_DESCRIPTION OF THE TASK:_
Copy each line exactly. Drop every picture.

======== DATA SHOWN ========

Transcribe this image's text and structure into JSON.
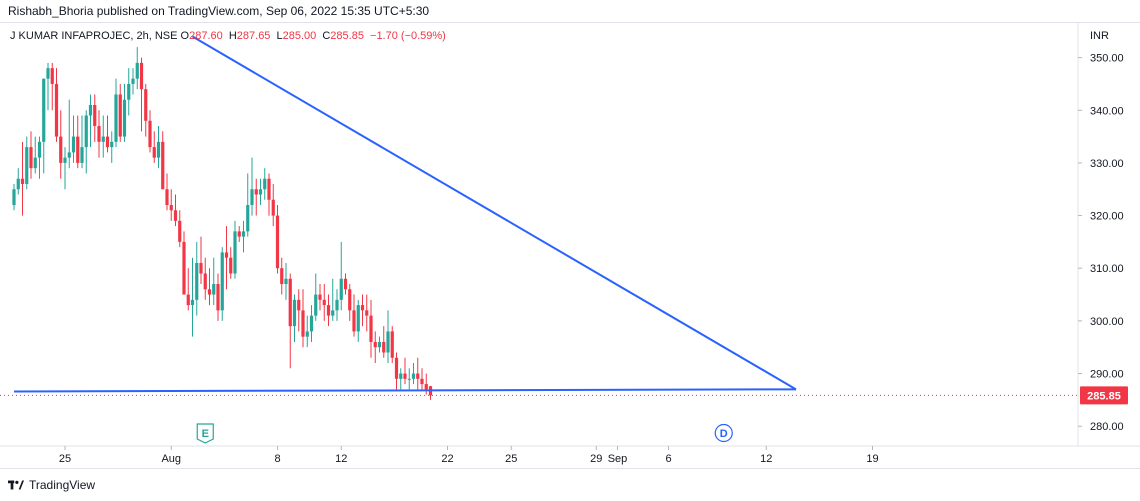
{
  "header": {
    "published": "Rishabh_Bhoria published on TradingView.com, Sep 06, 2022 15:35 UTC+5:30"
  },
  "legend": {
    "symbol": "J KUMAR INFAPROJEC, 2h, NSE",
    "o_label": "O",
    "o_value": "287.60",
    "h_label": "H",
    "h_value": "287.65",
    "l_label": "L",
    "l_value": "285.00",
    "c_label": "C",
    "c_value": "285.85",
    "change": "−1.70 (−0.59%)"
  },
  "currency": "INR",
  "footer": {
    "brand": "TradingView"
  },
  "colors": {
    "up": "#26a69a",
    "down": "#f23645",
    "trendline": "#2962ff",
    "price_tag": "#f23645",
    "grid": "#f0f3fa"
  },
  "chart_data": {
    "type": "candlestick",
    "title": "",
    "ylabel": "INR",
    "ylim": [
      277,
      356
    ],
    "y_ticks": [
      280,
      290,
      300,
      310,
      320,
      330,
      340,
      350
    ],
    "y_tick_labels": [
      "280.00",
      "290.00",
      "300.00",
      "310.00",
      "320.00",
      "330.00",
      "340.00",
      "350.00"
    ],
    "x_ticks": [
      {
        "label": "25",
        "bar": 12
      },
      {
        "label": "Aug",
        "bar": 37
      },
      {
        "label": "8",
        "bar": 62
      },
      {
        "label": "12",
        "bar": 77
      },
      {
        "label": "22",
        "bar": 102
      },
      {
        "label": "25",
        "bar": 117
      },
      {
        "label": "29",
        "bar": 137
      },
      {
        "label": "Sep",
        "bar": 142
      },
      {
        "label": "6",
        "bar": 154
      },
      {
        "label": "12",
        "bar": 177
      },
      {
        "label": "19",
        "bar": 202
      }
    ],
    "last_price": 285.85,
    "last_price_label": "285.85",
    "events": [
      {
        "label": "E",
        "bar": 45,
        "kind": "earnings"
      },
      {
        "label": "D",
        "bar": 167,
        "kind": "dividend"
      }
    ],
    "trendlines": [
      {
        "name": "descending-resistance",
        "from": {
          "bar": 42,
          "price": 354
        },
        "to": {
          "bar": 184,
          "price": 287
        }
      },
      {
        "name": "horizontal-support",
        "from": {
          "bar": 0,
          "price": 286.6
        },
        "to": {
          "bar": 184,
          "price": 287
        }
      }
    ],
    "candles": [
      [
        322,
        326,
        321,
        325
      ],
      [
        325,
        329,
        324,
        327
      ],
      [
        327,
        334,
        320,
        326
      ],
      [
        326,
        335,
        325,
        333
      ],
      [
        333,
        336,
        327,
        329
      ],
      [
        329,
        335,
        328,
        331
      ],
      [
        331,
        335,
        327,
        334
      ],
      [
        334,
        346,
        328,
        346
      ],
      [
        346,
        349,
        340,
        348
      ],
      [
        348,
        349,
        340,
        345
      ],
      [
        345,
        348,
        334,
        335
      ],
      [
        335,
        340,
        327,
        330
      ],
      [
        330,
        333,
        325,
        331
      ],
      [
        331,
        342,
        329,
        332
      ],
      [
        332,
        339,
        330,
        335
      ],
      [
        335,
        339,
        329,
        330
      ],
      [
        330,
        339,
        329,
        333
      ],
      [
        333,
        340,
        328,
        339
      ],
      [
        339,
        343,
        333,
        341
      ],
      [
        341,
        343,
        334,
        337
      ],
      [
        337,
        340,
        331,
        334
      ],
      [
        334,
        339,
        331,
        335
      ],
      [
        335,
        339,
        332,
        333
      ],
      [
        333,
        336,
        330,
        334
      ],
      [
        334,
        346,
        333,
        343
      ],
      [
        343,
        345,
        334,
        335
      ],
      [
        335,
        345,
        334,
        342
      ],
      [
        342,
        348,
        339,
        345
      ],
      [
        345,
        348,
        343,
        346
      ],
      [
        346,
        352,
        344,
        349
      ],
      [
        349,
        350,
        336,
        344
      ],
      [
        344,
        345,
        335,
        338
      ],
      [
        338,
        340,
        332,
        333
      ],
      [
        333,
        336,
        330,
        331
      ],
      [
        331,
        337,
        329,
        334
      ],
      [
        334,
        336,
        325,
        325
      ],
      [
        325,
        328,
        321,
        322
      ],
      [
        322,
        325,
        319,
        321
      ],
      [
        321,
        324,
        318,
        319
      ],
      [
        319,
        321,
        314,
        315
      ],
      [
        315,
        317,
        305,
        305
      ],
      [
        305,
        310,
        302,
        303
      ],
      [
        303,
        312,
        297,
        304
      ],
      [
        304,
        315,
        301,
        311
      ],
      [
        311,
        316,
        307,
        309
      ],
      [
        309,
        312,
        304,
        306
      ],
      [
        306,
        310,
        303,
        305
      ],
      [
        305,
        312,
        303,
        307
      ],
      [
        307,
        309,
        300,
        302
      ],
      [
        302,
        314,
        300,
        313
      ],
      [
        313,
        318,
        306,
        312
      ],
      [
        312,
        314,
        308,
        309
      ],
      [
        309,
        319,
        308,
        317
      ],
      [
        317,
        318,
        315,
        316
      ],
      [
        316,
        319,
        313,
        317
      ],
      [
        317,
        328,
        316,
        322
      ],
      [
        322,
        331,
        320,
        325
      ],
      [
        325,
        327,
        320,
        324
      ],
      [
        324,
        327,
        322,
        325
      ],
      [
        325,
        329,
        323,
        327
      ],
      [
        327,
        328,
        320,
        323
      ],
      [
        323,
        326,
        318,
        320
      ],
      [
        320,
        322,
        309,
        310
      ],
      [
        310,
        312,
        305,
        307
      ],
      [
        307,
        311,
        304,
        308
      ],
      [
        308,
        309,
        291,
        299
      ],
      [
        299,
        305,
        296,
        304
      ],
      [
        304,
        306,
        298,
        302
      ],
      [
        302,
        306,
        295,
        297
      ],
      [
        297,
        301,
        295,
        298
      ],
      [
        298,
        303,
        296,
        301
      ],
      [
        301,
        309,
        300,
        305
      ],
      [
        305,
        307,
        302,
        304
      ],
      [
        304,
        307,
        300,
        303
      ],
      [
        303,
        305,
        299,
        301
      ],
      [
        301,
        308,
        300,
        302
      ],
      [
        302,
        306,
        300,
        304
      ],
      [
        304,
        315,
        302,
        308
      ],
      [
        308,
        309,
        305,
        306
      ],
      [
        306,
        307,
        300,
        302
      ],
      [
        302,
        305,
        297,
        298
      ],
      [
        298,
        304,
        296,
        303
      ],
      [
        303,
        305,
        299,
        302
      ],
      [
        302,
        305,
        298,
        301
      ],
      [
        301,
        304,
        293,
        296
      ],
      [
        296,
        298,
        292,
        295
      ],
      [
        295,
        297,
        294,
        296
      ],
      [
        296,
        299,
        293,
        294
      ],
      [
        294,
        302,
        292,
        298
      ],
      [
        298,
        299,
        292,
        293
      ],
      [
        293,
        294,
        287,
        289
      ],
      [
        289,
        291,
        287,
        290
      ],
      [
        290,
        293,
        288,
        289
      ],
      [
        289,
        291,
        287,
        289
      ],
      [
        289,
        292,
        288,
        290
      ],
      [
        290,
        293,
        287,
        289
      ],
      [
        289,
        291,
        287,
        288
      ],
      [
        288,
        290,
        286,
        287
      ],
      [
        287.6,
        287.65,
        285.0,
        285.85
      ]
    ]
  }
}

========

_SOLUTION TO THIS PROBLEM:_
Transcribe this image's text and structure into JSON.
{
  "header": {
    "published": "Rishabh_Bhoria published on TradingView.com, Sep 06, 2022 15:35 UTC+5:30"
  },
  "legend": {
    "symbol": "J KUMAR INFAPROJEC, 2h, NSE",
    "o_label": "O",
    "o_value": "287.60",
    "h_label": "H",
    "h_value": "287.65",
    "l_label": "L",
    "l_value": "285.00",
    "c_label": "C",
    "c_value": "285.85",
    "change": "−1.70 (−0.59%)"
  },
  "currency": "INR",
  "footer": {
    "brand": "TradingView"
  },
  "colors": {
    "up": "#26a69a",
    "down": "#f23645",
    "trendline": "#2962ff",
    "price_tag": "#f23645",
    "grid": "#f0f3fa"
  },
  "chart_data": {
    "type": "candlestick",
    "title": "",
    "ylabel": "INR",
    "ylim": [
      277,
      356
    ],
    "y_ticks": [
      280,
      290,
      300,
      310,
      320,
      330,
      340,
      350
    ],
    "y_tick_labels": [
      "280.00",
      "290.00",
      "300.00",
      "310.00",
      "320.00",
      "330.00",
      "340.00",
      "350.00"
    ],
    "x_ticks": [
      {
        "label": "25",
        "bar": 12
      },
      {
        "label": "Aug",
        "bar": 37
      },
      {
        "label": "8",
        "bar": 62
      },
      {
        "label": "12",
        "bar": 77
      },
      {
        "label": "22",
        "bar": 102
      },
      {
        "label": "25",
        "bar": 117
      },
      {
        "label": "29",
        "bar": 137
      },
      {
        "label": "Sep",
        "bar": 142
      },
      {
        "label": "6",
        "bar": 154
      },
      {
        "label": "12",
        "bar": 177
      },
      {
        "label": "19",
        "bar": 202
      }
    ],
    "last_price": 285.85,
    "last_price_label": "285.85",
    "events": [
      {
        "label": "E",
        "bar": 45,
        "kind": "earnings"
      },
      {
        "label": "D",
        "bar": 167,
        "kind": "dividend"
      }
    ],
    "trendlines": [
      {
        "name": "descending-resistance",
        "from": {
          "bar": 42,
          "price": 354
        },
        "to": {
          "bar": 184,
          "price": 287
        }
      },
      {
        "name": "horizontal-support",
        "from": {
          "bar": 0,
          "price": 286.6
        },
        "to": {
          "bar": 184,
          "price": 287
        }
      }
    ],
    "candles": [
      [
        322,
        326,
        321,
        325
      ],
      [
        325,
        329,
        324,
        327
      ],
      [
        327,
        334,
        320,
        326
      ],
      [
        326,
        335,
        325,
        333
      ],
      [
        333,
        336,
        327,
        329
      ],
      [
        329,
        335,
        328,
        331
      ],
      [
        331,
        335,
        327,
        334
      ],
      [
        334,
        346,
        328,
        346
      ],
      [
        346,
        349,
        340,
        348
      ],
      [
        348,
        349,
        340,
        345
      ],
      [
        345,
        348,
        334,
        335
      ],
      [
        335,
        340,
        327,
        330
      ],
      [
        330,
        333,
        325,
        331
      ],
      [
        331,
        342,
        329,
        332
      ],
      [
        332,
        339,
        330,
        335
      ],
      [
        335,
        339,
        329,
        330
      ],
      [
        330,
        339,
        329,
        333
      ],
      [
        333,
        340,
        328,
        339
      ],
      [
        339,
        343,
        333,
        341
      ],
      [
        341,
        343,
        334,
        337
      ],
      [
        337,
        340,
        331,
        334
      ],
      [
        334,
        339,
        331,
        335
      ],
      [
        335,
        339,
        332,
        333
      ],
      [
        333,
        336,
        330,
        334
      ],
      [
        334,
        346,
        333,
        343
      ],
      [
        343,
        345,
        334,
        335
      ],
      [
        335,
        345,
        334,
        342
      ],
      [
        342,
        348,
        339,
        345
      ],
      [
        345,
        348,
        343,
        346
      ],
      [
        346,
        352,
        344,
        349
      ],
      [
        349,
        350,
        336,
        344
      ],
      [
        344,
        345,
        335,
        338
      ],
      [
        338,
        340,
        332,
        333
      ],
      [
        333,
        336,
        330,
        331
      ],
      [
        331,
        337,
        329,
        334
      ],
      [
        334,
        336,
        325,
        325
      ],
      [
        325,
        328,
        321,
        322
      ],
      [
        322,
        325,
        319,
        321
      ],
      [
        321,
        324,
        318,
        319
      ],
      [
        319,
        321,
        314,
        315
      ],
      [
        315,
        317,
        305,
        305
      ],
      [
        305,
        310,
        302,
        303
      ],
      [
        303,
        312,
        297,
        304
      ],
      [
        304,
        315,
        301,
        311
      ],
      [
        311,
        316,
        307,
        309
      ],
      [
        309,
        312,
        304,
        306
      ],
      [
        306,
        310,
        303,
        305
      ],
      [
        305,
        312,
        303,
        307
      ],
      [
        307,
        309,
        300,
        302
      ],
      [
        302,
        314,
        300,
        313
      ],
      [
        313,
        318,
        306,
        312
      ],
      [
        312,
        314,
        308,
        309
      ],
      [
        309,
        319,
        308,
        317
      ],
      [
        317,
        318,
        315,
        316
      ],
      [
        316,
        319,
        313,
        317
      ],
      [
        317,
        328,
        316,
        322
      ],
      [
        322,
        331,
        320,
        325
      ],
      [
        325,
        327,
        320,
        324
      ],
      [
        324,
        327,
        322,
        325
      ],
      [
        325,
        329,
        323,
        327
      ],
      [
        327,
        328,
        320,
        323
      ],
      [
        323,
        326,
        318,
        320
      ],
      [
        320,
        322,
        309,
        310
      ],
      [
        310,
        312,
        305,
        307
      ],
      [
        307,
        311,
        304,
        308
      ],
      [
        308,
        309,
        291,
        299
      ],
      [
        299,
        305,
        296,
        304
      ],
      [
        304,
        306,
        298,
        302
      ],
      [
        302,
        306,
        295,
        297
      ],
      [
        297,
        301,
        295,
        298
      ],
      [
        298,
        303,
        296,
        301
      ],
      [
        301,
        309,
        300,
        305
      ],
      [
        305,
        307,
        302,
        304
      ],
      [
        304,
        307,
        300,
        303
      ],
      [
        303,
        305,
        299,
        301
      ],
      [
        301,
        308,
        300,
        302
      ],
      [
        302,
        306,
        300,
        304
      ],
      [
        304,
        315,
        302,
        308
      ],
      [
        308,
        309,
        305,
        306
      ],
      [
        306,
        307,
        300,
        302
      ],
      [
        302,
        305,
        297,
        298
      ],
      [
        298,
        304,
        296,
        303
      ],
      [
        303,
        305,
        299,
        302
      ],
      [
        302,
        305,
        298,
        301
      ],
      [
        301,
        304,
        293,
        296
      ],
      [
        296,
        298,
        292,
        295
      ],
      [
        295,
        297,
        294,
        296
      ],
      [
        296,
        299,
        293,
        294
      ],
      [
        294,
        302,
        292,
        298
      ],
      [
        298,
        299,
        292,
        293
      ],
      [
        293,
        294,
        287,
        289
      ],
      [
        289,
        291,
        287,
        290
      ],
      [
        290,
        293,
        288,
        289
      ],
      [
        289,
        291,
        287,
        289
      ],
      [
        289,
        292,
        288,
        290
      ],
      [
        290,
        293,
        287,
        289
      ],
      [
        289,
        291,
        287,
        288
      ],
      [
        288,
        290,
        286,
        287
      ],
      [
        287.6,
        287.65,
        285.0,
        285.85
      ]
    ]
  }
}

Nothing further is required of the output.